**OBJECTIVE**
Determine how many lines in the entries below include "associates". The reply should be that number and nothing else.

**DATASET ROWS**
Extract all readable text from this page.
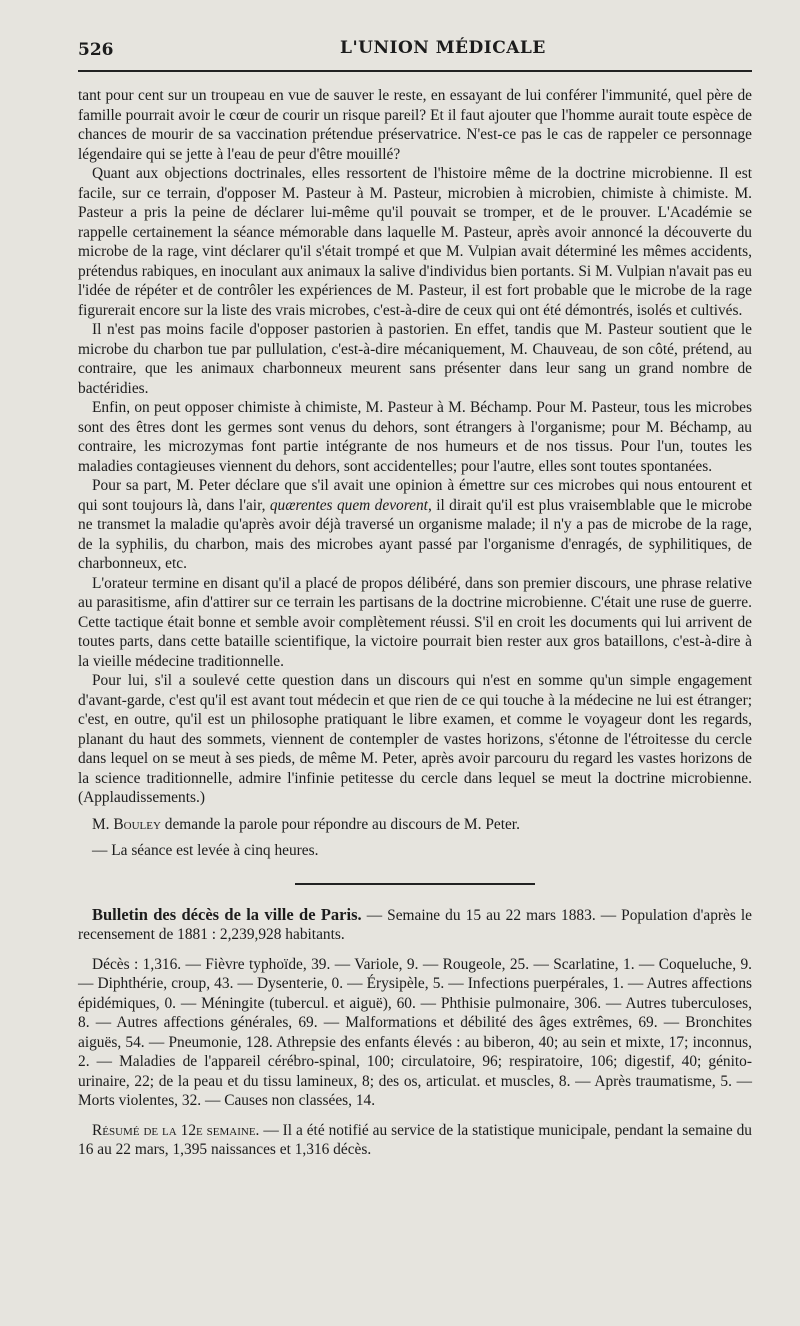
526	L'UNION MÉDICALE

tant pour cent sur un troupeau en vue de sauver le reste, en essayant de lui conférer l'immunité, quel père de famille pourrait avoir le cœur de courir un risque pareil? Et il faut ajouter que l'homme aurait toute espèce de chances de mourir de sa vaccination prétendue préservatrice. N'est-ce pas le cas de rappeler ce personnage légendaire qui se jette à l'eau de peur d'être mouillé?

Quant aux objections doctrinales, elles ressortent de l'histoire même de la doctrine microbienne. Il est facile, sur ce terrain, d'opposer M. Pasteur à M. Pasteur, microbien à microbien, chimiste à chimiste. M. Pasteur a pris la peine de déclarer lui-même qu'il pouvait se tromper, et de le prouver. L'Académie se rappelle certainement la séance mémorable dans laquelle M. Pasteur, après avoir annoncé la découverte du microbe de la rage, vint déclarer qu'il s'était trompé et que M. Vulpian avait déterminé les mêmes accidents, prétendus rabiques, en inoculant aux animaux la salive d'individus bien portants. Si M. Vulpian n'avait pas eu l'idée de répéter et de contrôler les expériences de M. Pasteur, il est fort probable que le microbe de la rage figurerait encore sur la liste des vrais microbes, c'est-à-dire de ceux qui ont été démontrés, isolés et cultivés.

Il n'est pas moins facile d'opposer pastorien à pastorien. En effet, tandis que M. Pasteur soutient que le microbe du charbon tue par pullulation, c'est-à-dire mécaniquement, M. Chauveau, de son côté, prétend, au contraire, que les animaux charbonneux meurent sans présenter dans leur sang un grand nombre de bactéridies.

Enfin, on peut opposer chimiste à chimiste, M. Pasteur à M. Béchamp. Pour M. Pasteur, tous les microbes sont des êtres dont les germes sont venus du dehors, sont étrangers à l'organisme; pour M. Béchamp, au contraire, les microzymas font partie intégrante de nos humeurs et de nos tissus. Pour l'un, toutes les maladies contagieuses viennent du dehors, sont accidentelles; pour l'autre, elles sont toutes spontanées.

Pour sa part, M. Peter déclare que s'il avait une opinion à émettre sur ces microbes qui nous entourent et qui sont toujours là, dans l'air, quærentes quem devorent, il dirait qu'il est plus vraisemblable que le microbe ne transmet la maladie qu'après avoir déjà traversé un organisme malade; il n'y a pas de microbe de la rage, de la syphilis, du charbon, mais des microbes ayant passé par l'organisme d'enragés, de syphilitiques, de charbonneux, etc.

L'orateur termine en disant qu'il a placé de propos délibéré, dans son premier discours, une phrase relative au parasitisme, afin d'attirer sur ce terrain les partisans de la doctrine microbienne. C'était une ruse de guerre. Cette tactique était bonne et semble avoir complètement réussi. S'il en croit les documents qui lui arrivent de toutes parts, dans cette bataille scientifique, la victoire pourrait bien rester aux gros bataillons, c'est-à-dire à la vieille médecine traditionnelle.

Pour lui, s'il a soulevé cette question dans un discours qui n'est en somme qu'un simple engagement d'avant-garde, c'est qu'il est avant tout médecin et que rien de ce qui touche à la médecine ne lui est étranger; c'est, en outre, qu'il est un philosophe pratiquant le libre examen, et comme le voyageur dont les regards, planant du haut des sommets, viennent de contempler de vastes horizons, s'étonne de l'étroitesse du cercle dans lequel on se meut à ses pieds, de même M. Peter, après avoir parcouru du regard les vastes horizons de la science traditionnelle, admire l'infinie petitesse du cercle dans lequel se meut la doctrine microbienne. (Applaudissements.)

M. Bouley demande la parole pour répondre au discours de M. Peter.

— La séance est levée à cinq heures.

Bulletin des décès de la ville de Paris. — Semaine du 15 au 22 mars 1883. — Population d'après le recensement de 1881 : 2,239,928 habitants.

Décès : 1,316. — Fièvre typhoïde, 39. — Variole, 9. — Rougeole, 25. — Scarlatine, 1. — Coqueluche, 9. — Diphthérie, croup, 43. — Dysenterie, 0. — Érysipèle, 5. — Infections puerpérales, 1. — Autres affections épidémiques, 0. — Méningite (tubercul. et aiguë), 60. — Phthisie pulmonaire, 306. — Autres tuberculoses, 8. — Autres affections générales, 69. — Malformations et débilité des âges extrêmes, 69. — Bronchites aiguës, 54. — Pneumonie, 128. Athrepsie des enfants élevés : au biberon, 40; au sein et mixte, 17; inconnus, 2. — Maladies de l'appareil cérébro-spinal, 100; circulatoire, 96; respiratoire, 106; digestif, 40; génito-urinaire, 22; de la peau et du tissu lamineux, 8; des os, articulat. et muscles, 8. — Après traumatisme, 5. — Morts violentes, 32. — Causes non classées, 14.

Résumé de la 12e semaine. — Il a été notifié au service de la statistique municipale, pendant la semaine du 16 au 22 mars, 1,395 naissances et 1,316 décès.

...

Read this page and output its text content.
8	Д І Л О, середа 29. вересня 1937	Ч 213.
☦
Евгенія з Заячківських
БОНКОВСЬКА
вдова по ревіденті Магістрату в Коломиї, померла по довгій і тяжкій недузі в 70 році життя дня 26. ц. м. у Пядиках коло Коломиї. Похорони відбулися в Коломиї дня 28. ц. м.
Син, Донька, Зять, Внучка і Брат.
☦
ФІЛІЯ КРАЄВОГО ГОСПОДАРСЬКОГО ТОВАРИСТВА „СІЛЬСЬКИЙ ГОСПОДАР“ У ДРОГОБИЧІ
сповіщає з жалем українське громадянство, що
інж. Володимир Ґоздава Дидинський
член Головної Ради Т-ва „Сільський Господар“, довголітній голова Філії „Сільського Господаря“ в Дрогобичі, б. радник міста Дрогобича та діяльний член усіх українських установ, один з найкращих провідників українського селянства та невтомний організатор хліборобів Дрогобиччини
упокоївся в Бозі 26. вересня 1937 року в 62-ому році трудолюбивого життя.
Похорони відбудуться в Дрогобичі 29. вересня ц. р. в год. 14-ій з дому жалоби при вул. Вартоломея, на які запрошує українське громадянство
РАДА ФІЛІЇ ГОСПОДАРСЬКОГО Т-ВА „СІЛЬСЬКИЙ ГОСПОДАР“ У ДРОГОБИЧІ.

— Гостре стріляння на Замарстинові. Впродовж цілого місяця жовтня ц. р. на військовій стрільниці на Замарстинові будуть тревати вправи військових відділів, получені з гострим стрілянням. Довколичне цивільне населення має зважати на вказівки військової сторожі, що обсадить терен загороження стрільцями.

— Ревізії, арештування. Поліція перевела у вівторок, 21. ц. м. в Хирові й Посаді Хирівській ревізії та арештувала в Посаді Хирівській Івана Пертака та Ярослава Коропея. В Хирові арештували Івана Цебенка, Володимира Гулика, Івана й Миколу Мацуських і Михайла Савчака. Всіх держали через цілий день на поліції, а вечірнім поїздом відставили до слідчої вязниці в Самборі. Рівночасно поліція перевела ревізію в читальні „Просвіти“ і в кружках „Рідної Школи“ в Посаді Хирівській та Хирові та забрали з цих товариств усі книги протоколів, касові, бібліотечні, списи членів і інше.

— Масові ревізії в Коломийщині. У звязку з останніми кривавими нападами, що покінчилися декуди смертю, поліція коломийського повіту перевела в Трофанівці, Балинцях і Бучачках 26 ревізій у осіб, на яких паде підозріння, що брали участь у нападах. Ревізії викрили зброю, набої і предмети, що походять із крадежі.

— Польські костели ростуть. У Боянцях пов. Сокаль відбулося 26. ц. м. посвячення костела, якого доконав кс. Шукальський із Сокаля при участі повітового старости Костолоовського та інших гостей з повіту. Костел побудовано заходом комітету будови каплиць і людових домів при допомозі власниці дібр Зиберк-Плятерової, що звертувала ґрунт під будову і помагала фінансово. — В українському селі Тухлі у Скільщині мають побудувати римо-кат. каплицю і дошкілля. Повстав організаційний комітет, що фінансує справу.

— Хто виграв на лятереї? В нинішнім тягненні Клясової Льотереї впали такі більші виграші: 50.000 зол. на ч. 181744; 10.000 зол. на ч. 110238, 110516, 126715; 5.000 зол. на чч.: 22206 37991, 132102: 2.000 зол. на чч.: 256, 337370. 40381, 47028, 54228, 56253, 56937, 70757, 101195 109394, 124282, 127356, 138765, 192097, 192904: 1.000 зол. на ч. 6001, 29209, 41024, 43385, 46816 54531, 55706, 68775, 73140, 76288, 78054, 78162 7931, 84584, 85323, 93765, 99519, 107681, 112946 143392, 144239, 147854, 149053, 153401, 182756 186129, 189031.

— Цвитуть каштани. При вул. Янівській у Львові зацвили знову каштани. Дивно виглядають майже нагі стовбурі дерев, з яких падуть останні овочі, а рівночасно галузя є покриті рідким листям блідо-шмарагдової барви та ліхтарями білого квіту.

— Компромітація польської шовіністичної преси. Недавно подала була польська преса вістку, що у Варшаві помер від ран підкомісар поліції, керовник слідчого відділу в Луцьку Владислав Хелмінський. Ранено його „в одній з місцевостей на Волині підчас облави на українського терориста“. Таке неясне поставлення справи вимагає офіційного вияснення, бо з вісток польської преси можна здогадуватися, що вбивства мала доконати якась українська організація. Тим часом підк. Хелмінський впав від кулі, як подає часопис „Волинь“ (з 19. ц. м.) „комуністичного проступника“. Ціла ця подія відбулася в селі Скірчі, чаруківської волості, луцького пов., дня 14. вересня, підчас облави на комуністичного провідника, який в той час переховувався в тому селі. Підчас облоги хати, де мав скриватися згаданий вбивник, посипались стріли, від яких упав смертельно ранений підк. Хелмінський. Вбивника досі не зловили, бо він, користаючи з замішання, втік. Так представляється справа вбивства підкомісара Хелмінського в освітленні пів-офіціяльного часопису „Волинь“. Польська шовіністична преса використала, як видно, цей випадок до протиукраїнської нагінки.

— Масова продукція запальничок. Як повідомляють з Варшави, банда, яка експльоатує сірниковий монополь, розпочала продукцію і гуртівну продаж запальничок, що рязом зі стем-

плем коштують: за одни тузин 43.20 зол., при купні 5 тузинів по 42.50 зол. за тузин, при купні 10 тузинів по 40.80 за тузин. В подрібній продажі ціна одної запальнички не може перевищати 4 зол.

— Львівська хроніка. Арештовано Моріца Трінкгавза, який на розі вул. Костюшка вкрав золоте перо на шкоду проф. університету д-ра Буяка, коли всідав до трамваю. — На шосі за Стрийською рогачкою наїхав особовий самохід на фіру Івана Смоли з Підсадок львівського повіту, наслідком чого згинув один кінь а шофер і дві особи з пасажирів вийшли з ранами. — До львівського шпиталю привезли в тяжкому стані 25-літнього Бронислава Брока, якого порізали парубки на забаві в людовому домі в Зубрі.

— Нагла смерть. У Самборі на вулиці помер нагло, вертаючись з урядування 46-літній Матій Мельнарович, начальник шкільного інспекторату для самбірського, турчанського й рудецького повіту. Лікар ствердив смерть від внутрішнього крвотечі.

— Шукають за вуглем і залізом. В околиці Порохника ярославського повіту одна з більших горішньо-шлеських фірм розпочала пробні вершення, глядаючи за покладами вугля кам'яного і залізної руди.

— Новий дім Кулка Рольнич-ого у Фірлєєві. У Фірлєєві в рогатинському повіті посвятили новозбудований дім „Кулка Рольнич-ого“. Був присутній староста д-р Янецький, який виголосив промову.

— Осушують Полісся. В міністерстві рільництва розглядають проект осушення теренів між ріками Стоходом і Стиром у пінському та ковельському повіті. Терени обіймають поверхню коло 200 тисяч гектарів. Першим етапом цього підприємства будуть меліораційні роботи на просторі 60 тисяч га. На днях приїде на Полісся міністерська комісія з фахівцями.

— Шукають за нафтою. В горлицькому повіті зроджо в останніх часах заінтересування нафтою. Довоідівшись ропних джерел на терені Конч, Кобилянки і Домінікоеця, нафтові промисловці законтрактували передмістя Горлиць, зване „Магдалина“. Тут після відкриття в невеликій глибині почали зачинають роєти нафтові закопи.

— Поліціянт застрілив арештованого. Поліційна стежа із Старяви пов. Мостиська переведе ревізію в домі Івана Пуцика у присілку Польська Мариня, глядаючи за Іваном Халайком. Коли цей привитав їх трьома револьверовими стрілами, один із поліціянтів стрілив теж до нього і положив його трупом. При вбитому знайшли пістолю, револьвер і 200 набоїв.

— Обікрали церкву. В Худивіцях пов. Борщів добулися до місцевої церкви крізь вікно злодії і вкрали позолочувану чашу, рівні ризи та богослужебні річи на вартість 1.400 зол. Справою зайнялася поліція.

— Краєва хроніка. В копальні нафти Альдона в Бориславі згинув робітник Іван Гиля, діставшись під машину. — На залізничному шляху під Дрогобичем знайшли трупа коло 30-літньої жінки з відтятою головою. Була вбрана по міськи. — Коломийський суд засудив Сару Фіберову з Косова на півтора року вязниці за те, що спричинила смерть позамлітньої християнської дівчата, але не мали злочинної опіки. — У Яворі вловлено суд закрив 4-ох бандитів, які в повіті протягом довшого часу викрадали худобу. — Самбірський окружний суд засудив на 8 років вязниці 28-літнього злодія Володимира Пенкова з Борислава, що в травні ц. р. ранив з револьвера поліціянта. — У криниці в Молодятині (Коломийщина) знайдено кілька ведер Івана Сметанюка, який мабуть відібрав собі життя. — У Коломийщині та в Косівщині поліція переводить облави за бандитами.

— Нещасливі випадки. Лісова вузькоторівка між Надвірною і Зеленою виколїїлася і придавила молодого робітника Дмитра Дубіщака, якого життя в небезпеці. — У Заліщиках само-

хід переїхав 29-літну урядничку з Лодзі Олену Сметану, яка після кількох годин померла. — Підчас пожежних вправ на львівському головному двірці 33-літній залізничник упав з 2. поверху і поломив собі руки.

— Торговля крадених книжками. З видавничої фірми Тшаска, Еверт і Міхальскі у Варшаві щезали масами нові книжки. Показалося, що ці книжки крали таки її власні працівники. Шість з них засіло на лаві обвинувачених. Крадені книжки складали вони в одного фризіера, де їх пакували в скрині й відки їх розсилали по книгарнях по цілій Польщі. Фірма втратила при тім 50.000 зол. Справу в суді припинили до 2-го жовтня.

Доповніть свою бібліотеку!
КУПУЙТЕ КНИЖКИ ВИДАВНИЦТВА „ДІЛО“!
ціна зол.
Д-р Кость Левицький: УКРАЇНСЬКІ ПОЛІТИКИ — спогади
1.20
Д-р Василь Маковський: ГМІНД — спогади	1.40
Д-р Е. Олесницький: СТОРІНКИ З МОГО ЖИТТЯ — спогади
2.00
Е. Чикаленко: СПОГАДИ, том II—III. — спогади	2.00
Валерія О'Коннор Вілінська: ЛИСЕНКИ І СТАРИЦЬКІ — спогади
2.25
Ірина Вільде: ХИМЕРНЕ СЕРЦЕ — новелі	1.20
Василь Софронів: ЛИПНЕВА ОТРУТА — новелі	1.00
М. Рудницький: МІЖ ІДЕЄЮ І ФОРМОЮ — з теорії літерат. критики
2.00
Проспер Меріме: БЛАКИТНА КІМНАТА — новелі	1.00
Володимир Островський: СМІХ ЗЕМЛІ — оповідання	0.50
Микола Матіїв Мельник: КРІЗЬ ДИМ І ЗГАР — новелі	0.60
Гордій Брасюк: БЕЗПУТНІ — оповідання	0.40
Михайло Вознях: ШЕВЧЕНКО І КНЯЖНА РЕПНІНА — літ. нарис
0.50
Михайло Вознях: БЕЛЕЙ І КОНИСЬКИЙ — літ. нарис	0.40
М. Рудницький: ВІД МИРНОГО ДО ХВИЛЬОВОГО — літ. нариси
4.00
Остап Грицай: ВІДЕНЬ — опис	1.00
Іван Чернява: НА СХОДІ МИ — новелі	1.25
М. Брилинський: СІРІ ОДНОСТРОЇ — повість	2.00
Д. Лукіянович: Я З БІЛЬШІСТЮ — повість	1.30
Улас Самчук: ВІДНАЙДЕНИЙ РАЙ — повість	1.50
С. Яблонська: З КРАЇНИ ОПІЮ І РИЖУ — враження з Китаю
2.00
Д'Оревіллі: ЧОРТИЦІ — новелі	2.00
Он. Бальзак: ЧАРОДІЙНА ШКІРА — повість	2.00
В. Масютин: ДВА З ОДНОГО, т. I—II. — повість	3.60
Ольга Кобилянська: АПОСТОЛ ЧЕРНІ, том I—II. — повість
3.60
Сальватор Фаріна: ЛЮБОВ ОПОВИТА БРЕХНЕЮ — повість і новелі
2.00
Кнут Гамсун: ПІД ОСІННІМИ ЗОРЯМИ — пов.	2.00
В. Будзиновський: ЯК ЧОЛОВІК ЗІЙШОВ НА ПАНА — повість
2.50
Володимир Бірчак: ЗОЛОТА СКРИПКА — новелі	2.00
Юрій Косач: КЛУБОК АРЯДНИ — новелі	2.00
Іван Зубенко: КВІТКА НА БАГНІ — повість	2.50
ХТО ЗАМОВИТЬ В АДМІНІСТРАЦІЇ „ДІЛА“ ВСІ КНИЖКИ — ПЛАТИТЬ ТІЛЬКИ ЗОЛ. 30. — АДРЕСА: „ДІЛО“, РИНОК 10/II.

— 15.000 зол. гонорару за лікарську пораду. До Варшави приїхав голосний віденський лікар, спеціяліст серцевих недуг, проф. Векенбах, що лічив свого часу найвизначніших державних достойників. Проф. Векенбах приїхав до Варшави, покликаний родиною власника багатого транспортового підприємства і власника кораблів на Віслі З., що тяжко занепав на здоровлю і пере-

...

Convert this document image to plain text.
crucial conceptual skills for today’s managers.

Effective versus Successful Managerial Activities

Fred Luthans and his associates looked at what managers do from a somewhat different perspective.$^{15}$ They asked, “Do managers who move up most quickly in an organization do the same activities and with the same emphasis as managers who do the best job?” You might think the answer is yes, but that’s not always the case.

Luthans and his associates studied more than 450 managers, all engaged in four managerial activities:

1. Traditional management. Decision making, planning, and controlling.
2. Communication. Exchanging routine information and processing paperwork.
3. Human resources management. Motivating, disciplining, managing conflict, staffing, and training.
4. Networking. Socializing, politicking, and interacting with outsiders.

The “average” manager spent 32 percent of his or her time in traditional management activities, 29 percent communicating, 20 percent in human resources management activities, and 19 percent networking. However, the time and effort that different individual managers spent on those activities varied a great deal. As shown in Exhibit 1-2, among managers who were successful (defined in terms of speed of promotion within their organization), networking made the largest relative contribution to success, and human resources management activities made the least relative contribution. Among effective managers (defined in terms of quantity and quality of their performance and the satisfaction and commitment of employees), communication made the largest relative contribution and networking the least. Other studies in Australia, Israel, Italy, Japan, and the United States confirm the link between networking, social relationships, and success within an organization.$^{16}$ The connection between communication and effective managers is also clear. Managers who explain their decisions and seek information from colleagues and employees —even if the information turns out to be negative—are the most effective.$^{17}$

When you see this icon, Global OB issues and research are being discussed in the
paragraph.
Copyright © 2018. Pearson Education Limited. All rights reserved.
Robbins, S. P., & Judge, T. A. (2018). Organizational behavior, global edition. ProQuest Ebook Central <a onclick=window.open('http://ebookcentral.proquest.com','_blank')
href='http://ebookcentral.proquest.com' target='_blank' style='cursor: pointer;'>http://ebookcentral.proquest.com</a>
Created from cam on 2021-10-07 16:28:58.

**SOLUTION**
2